OBJECTIVE - Render every entry exactly as it appears.

Dataset items -
────────────────

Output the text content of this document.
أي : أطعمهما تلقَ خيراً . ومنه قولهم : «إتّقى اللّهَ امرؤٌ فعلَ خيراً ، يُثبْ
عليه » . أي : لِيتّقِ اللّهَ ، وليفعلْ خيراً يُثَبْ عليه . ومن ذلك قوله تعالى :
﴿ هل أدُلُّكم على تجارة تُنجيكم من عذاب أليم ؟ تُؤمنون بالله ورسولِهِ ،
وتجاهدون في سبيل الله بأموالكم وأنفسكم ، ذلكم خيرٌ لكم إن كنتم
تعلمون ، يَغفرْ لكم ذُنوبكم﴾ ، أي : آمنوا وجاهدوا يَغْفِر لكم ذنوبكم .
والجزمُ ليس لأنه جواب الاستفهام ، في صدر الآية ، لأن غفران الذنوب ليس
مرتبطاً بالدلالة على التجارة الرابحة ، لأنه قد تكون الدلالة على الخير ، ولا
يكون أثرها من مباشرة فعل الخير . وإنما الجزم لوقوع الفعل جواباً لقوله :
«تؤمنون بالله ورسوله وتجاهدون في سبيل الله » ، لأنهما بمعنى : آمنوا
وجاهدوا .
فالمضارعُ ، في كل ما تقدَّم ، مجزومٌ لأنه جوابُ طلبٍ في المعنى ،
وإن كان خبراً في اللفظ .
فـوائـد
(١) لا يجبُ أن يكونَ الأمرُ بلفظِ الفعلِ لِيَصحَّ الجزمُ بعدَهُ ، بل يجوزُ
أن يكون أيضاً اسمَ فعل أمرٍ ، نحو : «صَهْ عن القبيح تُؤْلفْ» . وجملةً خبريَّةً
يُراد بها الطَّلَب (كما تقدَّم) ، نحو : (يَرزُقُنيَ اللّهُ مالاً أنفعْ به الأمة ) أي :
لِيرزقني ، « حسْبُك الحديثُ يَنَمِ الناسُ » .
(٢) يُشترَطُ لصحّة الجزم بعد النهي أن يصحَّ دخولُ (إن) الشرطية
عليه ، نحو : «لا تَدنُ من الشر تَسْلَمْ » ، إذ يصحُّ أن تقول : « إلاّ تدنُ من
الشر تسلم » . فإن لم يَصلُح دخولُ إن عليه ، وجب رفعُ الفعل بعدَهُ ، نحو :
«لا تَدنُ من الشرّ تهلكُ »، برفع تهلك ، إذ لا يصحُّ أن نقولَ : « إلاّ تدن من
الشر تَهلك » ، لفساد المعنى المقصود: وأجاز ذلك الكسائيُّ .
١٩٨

────────────────

RESULT OF THIS TASK -
Output the text content of this document.
أي : أطعمهما تلقَ خيراً . ومنه قولهم : «إتّقى اللّهَ امرؤٌ فعلَ خيراً ، يُثبْ
عليه » . أي : لِيتّقِ اللّهَ ، وليفعلْ خيراً يُثَبْ عليه . ومن ذلك قوله تعالى :
﴿ هل أدُلُّكم على تجارة تُنجيكم من عذاب أليم ؟ تُؤمنون بالله ورسولِهِ ،
وتجاهدون في سبيل الله بأموالكم وأنفسكم ، ذلكم خيرٌ لكم إن كنتم
تعلمون ، يَغفرْ لكم ذُنوبكم﴾ ، أي : آمنوا وجاهدوا يَغْفِر لكم ذنوبكم .
والجزمُ ليس لأنه جواب الاستفهام ، في صدر الآية ، لأن غفران الذنوب ليس
مرتبطاً بالدلالة على التجارة الرابحة ، لأنه قد تكون الدلالة على الخير ، ولا
يكون أثرها من مباشرة فعل الخير . وإنما الجزم لوقوع الفعل جواباً لقوله :
«تؤمنون بالله ورسوله وتجاهدون في سبيل الله » ، لأنهما بمعنى : آمنوا
وجاهدوا .
فالمضارعُ ، في كل ما تقدَّم ، مجزومٌ لأنه جوابُ طلبٍ في المعنى ،
وإن كان خبراً في اللفظ .
فـوائـد
(١) لا يجبُ أن يكونَ الأمرُ بلفظِ الفعلِ لِيَصحَّ الجزمُ بعدَهُ ، بل يجوزُ
أن يكون أيضاً اسمَ فعل أمرٍ ، نحو : «صَهْ عن القبيح تُؤْلفْ» . وجملةً خبريَّةً
يُراد بها الطَّلَب (كما تقدَّم) ، نحو : (يَرزُقُنيَ اللّهُ مالاً أنفعْ به الأمة ) أي :
لِيرزقني ، « حسْبُك الحديثُ يَنَمِ الناسُ » .
(٢) يُشترَطُ لصحّة الجزم بعد النهي أن يصحَّ دخولُ (إن) الشرطية
عليه ، نحو : «لا تَدنُ من الشر تَسْلَمْ » ، إذ يصحُّ أن تقول : « إلاّ تدنُ من
الشر تسلم » . فإن لم يَصلُح دخولُ إن عليه ، وجب رفعُ الفعل بعدَهُ ، نحو :
«لا تَدنُ من الشرّ تهلكُ »، برفع تهلك ، إذ لا يصحُّ أن نقولَ : « إلاّ تدن من
الشر تَهلك » ، لفساد المعنى المقصود: وأجاز ذلك الكسائيُّ .
١٩٨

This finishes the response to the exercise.